#### Description of the task
Check each line of the listing below for the string "JSON", and give only how many lines hold it.

(Figure collection entries)
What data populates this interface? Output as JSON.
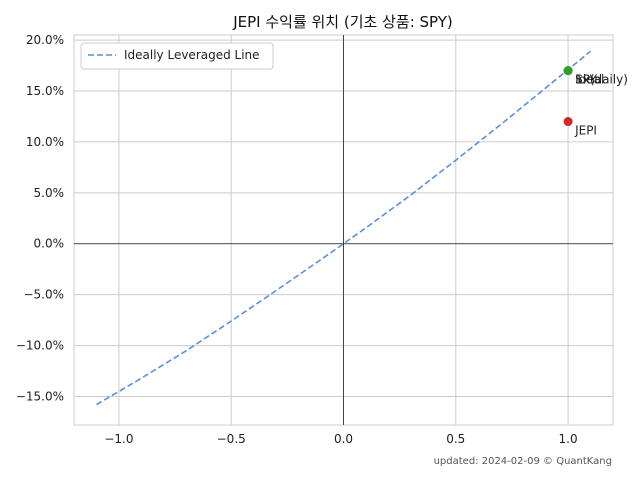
{
  "chart_data": {
    "type": "scatter",
    "title": "JEPI 수익률 위치 (기초 상품: SPY)",
    "xlim": [
      -1.2,
      1.2
    ],
    "ylim": [
      -0.178,
      0.205
    ],
    "x_ticks": [
      -1.0,
      -0.5,
      0.0,
      0.5,
      1.0
    ],
    "x_tick_labels": [
      "−1.0",
      "−0.5",
      "0.0",
      "0.5",
      "1.0"
    ],
    "y_ticks": [
      -0.15,
      -0.1,
      -0.05,
      0.0,
      0.05,
      0.1,
      0.15,
      0.2
    ],
    "y_tick_labels": [
      "−15.0%",
      "−10.0%",
      "−5.0%",
      "0.0%",
      "5.0%",
      "10.0%",
      "15.0%",
      "20.0%"
    ],
    "grid": true,
    "legend_position": "upper-left",
    "line": {
      "name": "Ideally Leveraged Line",
      "color": "#5b8fdc",
      "style": "dashed",
      "x": [
        -1.1,
        -0.9,
        -0.7,
        -0.5,
        -0.3,
        -0.1,
        0.0,
        0.1,
        0.3,
        0.5,
        0.7,
        0.9,
        1.1
      ],
      "y": [
        -0.158,
        -0.132,
        -0.105,
        -0.076,
        -0.046,
        -0.0155,
        0.0,
        0.0157,
        0.048,
        0.082,
        0.117,
        0.153,
        0.189
      ]
    },
    "points": [
      {
        "label": "SPY",
        "x": 1.0,
        "y": 0.17,
        "color": "#1f77b4"
      },
      {
        "label": "Ideal",
        "x": 1.0,
        "y": 0.17,
        "color": "#ff7f0e"
      },
      {
        "label": "1x(daily)",
        "x": 1.0,
        "y": 0.17,
        "color": "#2ca02c"
      },
      {
        "label": "JEPI",
        "x": 1.0,
        "y": 0.12,
        "color": "#d62728"
      }
    ],
    "footer": "updated: 2024-02-09 © QuantKang"
  }
}
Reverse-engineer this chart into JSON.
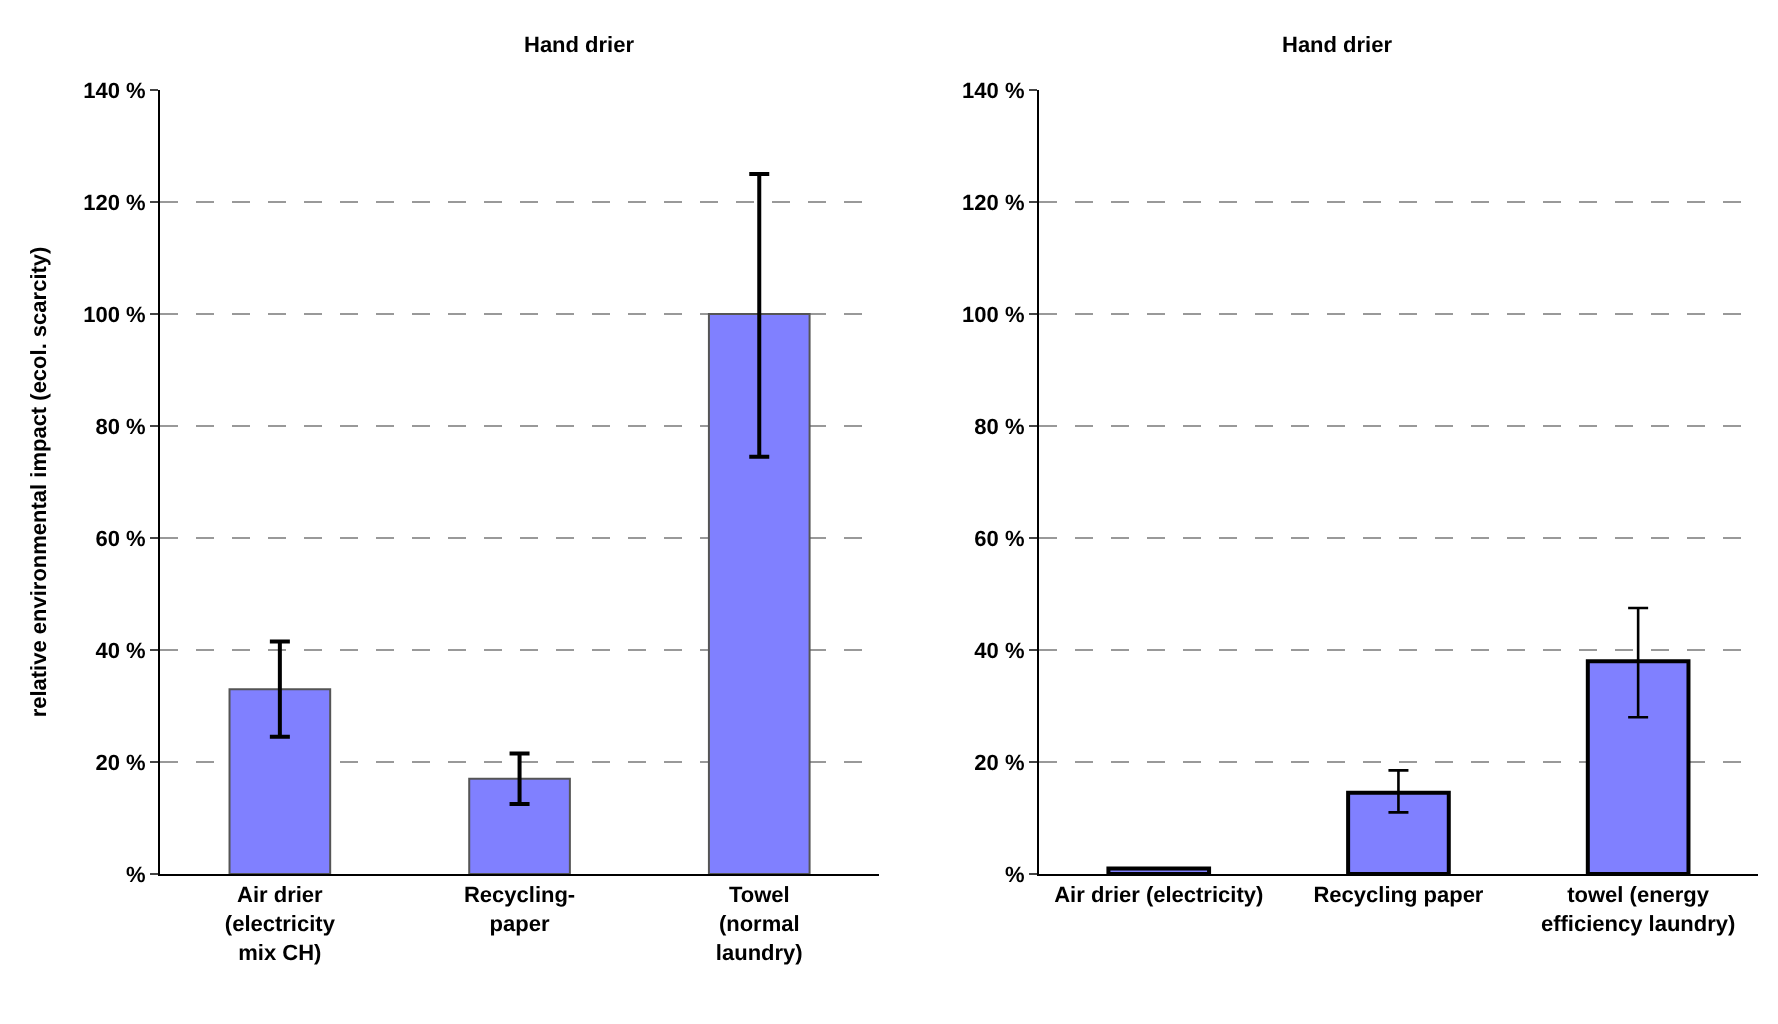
{
  "chart_data": [
    {
      "type": "bar",
      "title": "Hand drier",
      "ylabel": "relative environmental impact (ecol. scarcity)",
      "categories": [
        "Air drier\n(electricity\nmix CH)",
        "Recycling-\npaper",
        "Towel\n(normal\nlaundry)"
      ],
      "values": [
        33,
        17,
        100
      ],
      "color": "#8080ff",
      "errors": [
        [
          24.5,
          41.5
        ],
        [
          12.5,
          21.5
        ],
        [
          74.5,
          125
        ]
      ],
      "ylim": [
        0,
        140
      ],
      "yticks": [
        {
          "value": 0,
          "label": "%"
        },
        {
          "value": 20,
          "label": "20 %"
        },
        {
          "value": 40,
          "label": "40 %"
        },
        {
          "value": 60,
          "label": "60 %"
        },
        {
          "value": 80,
          "label": "80 %"
        },
        {
          "value": 100,
          "label": "100 %"
        },
        {
          "value": 120,
          "label": "120 %"
        },
        {
          "value": 140,
          "label": "140 %"
        }
      ],
      "grid": "y"
    },
    {
      "type": "bar",
      "title": "Hand drier",
      "categories": [
        "Air drier (electricity)",
        "Recycling paper",
        "towel (energy\nefficiency laundry)"
      ],
      "values": [
        1,
        14.5,
        38
      ],
      "color": "#8080ff",
      "errors": [
        null,
        [
          11,
          18.5
        ],
        [
          28,
          47.5
        ]
      ],
      "ylim": [
        0,
        140
      ],
      "yticks": [
        {
          "value": 0,
          "label": "%"
        },
        {
          "value": 20,
          "label": "20 %"
        },
        {
          "value": 40,
          "label": "40 %"
        },
        {
          "value": 60,
          "label": "60 %"
        },
        {
          "value": 80,
          "label": "80 %"
        },
        {
          "value": 100,
          "label": "100 %"
        },
        {
          "value": 120,
          "label": "120 %"
        },
        {
          "value": 140,
          "label": "140 %"
        }
      ],
      "grid": "y"
    }
  ]
}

#### Task answer
2